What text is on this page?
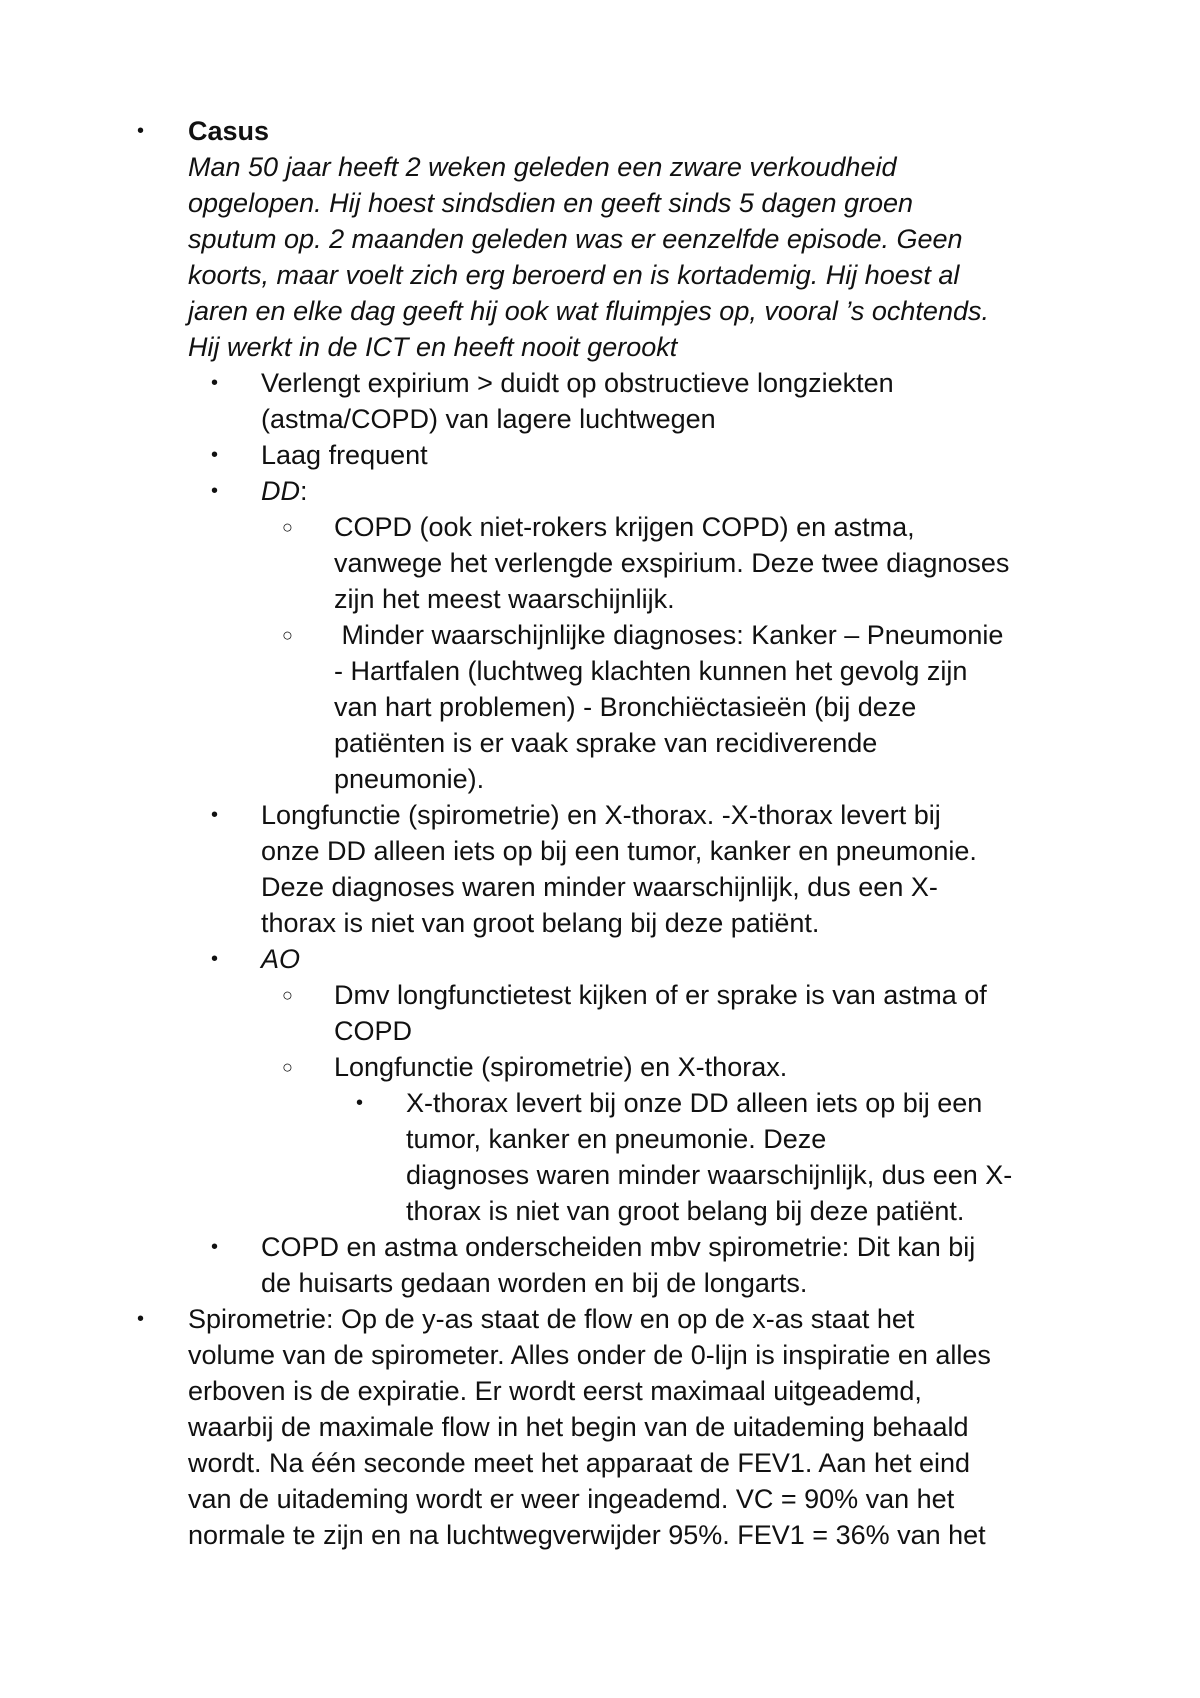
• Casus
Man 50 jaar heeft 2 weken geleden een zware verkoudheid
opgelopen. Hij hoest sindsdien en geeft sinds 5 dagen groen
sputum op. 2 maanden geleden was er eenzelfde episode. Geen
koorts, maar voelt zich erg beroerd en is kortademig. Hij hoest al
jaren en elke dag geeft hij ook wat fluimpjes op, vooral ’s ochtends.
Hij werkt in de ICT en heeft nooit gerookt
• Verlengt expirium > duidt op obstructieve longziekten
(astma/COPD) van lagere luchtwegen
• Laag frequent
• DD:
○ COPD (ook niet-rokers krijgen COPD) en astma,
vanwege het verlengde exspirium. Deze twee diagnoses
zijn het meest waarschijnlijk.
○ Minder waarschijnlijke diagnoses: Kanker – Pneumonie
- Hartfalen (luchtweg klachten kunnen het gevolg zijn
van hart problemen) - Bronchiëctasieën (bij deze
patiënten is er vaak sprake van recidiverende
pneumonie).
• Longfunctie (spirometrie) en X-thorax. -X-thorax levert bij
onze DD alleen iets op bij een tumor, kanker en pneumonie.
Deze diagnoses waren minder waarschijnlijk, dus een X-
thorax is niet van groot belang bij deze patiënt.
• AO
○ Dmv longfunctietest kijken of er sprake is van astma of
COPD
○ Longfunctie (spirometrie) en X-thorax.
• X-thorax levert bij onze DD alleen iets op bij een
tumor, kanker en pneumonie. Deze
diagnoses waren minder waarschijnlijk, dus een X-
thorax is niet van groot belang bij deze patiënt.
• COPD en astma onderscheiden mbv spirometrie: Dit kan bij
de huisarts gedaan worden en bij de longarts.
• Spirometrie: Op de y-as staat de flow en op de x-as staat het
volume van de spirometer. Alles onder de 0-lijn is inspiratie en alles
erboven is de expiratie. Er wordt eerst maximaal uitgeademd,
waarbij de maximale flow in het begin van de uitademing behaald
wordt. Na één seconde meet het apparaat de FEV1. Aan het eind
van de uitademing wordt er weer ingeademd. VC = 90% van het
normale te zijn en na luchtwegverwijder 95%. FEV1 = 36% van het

* * *

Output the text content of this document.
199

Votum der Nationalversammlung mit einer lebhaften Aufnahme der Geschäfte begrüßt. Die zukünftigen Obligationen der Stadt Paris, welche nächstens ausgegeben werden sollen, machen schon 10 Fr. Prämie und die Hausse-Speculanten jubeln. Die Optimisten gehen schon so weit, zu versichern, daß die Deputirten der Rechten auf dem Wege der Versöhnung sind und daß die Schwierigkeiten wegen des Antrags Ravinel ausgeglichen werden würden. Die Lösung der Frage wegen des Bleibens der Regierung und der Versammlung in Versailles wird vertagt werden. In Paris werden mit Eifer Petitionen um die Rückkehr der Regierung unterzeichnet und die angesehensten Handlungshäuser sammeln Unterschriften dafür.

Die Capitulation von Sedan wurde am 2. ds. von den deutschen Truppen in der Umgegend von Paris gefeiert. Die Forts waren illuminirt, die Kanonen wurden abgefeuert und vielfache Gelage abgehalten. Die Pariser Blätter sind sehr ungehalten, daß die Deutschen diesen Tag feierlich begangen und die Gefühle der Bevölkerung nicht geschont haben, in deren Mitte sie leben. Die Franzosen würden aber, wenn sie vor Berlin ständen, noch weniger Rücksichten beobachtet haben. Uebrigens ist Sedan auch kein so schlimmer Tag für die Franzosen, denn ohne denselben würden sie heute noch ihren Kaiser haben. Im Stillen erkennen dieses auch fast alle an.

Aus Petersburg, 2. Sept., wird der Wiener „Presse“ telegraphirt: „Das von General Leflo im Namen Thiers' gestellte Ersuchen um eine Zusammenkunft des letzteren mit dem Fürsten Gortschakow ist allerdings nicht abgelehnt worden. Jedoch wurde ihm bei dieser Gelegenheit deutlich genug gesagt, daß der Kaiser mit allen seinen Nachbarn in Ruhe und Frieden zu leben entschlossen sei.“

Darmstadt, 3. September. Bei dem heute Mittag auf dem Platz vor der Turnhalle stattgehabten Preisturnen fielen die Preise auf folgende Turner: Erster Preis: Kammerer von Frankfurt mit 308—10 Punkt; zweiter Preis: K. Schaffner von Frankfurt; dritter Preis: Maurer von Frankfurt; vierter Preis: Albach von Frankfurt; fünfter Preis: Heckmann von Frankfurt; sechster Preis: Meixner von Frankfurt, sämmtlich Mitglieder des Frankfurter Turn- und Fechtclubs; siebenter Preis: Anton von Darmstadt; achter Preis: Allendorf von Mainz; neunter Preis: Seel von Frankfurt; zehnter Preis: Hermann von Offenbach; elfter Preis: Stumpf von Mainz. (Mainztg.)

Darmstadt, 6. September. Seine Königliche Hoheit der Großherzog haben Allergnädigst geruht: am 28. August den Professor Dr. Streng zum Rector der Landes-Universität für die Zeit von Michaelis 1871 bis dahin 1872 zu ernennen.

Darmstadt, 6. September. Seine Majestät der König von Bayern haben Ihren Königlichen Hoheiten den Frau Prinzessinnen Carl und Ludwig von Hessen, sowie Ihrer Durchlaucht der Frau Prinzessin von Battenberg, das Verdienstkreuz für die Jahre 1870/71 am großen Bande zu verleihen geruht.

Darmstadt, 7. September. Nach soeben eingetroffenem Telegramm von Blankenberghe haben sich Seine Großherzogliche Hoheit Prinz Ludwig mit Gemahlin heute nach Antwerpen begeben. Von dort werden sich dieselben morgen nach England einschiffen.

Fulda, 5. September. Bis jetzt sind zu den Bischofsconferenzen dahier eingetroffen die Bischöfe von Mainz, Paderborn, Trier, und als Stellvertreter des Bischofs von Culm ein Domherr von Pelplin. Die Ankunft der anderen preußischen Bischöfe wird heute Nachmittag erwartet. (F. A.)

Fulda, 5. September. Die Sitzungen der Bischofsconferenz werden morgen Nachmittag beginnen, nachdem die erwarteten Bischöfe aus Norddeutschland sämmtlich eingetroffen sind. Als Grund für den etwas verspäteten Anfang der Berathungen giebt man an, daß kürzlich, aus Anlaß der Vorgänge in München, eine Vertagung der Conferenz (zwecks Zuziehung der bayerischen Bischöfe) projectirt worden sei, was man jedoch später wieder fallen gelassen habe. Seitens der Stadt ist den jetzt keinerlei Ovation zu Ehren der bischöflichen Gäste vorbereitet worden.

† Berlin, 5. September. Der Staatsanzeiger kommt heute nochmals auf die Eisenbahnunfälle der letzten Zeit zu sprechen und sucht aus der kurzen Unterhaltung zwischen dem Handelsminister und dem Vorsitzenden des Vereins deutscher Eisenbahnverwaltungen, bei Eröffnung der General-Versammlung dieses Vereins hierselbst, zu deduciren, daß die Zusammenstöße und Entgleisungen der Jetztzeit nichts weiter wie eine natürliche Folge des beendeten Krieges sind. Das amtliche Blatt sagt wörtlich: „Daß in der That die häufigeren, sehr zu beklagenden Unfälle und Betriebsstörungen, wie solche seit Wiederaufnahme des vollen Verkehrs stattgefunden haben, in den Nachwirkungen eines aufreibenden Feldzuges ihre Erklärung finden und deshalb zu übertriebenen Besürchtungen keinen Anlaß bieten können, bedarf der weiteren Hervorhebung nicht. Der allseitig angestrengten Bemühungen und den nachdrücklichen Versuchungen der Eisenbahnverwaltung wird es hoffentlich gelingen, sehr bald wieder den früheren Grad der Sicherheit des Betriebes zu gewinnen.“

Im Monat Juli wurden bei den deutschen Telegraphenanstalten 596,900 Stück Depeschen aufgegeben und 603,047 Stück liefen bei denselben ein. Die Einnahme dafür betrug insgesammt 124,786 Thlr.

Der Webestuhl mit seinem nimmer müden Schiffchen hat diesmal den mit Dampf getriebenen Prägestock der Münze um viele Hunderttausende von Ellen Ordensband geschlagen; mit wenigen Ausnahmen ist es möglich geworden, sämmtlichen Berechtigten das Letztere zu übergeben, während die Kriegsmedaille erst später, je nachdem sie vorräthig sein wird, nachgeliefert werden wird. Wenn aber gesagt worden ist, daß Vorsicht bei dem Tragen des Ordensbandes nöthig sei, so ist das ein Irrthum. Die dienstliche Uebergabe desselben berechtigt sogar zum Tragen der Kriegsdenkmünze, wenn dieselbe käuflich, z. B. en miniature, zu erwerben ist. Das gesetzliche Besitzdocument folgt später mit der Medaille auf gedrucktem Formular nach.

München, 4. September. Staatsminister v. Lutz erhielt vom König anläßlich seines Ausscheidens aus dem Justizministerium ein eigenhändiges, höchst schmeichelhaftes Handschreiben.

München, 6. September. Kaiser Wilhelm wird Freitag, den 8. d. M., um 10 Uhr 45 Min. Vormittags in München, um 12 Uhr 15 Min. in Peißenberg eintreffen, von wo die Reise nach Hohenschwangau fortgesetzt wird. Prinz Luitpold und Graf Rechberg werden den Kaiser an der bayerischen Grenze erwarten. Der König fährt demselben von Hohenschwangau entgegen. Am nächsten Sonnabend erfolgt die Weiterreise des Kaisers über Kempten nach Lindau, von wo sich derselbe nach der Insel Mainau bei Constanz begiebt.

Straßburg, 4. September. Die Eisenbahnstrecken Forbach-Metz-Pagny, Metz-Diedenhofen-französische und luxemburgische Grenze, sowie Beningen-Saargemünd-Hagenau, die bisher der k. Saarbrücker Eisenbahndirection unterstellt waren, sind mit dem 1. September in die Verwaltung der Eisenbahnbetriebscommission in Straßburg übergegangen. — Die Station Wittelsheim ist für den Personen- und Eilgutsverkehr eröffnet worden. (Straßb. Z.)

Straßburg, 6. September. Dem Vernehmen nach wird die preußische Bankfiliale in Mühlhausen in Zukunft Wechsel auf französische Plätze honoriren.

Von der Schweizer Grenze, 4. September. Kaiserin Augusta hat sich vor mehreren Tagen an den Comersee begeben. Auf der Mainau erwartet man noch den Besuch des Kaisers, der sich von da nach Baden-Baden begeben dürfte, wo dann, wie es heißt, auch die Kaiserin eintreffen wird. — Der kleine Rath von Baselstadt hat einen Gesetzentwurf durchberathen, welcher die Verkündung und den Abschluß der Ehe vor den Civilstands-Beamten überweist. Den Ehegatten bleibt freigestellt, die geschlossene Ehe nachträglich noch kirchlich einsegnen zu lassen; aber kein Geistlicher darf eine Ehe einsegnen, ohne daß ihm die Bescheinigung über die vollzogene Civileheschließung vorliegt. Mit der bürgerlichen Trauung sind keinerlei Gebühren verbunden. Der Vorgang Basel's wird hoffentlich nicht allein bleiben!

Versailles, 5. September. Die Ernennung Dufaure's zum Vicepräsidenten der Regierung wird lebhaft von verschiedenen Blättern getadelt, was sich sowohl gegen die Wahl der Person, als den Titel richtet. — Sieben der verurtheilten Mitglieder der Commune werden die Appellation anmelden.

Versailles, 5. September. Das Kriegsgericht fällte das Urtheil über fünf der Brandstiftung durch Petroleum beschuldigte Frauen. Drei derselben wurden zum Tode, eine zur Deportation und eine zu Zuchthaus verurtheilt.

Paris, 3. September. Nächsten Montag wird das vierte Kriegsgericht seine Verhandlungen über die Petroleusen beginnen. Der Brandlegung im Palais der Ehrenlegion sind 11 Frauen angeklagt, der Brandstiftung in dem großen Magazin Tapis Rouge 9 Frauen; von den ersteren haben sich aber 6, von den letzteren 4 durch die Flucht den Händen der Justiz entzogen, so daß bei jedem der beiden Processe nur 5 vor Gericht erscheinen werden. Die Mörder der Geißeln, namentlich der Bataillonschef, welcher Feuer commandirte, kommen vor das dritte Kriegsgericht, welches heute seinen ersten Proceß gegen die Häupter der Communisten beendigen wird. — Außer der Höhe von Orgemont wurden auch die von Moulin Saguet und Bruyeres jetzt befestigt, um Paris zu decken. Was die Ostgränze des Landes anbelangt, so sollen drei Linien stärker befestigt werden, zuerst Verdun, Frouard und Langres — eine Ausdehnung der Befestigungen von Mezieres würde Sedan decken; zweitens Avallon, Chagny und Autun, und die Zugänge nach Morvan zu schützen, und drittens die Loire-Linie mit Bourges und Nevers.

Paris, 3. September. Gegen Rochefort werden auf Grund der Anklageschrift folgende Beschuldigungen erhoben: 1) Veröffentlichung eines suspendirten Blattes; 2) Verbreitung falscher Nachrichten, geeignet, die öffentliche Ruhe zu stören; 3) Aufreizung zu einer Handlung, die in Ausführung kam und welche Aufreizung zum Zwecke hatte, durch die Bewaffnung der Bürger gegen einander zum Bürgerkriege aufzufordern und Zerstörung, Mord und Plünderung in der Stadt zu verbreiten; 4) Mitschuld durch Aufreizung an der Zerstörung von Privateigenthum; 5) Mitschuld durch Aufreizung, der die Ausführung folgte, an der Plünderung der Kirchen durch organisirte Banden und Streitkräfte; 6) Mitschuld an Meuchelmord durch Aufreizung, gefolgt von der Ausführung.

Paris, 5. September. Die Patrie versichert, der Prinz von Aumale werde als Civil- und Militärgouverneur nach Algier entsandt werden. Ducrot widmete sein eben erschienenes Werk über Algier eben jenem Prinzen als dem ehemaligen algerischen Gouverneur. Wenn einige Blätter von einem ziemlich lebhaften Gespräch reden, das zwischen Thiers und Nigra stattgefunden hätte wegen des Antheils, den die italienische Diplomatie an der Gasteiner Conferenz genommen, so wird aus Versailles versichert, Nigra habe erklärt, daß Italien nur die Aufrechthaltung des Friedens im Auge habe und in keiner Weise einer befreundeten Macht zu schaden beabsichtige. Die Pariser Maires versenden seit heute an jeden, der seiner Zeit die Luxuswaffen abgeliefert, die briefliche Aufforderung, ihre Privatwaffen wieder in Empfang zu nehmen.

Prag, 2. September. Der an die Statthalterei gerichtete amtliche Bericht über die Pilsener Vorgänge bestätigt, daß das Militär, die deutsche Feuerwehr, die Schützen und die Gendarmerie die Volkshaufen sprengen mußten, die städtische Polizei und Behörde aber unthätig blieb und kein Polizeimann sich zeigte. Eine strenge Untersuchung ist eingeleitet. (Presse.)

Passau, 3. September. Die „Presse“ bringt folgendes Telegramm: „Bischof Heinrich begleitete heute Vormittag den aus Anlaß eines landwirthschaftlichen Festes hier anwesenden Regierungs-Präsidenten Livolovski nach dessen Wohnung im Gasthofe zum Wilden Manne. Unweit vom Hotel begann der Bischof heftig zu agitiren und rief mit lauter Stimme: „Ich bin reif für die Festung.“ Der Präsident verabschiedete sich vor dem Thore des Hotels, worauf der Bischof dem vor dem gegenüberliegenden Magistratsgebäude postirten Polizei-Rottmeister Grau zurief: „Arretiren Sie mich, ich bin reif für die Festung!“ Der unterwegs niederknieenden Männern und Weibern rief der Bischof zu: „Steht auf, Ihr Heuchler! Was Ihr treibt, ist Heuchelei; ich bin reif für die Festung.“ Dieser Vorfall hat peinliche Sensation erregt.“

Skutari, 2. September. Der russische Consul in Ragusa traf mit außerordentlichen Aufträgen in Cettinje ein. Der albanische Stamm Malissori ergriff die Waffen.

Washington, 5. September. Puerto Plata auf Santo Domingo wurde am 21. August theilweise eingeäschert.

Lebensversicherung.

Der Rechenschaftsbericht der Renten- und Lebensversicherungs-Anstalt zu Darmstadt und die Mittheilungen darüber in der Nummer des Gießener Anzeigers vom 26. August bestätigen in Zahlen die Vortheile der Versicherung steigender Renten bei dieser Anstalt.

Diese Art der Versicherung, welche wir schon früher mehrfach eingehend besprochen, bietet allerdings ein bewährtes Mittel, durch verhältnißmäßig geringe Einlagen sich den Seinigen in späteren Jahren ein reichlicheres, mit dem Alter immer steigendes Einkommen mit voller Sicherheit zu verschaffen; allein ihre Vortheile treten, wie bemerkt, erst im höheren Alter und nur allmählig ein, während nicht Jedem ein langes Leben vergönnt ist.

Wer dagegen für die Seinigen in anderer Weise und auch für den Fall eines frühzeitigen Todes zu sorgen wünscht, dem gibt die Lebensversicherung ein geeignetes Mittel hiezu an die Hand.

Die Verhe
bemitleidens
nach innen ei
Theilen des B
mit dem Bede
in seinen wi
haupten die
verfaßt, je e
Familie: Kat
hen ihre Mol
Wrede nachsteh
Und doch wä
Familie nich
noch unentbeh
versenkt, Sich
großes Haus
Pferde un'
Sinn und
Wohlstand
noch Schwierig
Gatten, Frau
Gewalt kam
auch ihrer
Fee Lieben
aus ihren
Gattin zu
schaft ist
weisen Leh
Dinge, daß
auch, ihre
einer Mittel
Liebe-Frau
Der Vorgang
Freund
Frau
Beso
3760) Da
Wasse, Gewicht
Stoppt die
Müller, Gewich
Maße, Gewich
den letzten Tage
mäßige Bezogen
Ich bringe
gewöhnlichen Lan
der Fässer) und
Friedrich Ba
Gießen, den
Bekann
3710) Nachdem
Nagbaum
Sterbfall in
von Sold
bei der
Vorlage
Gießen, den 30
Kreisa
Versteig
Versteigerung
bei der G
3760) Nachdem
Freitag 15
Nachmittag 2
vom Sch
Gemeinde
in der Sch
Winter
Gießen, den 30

What is expected:
If a line of the listing contains "COPD", count it; state the final number and nothing more.

Solution for this exercise:
4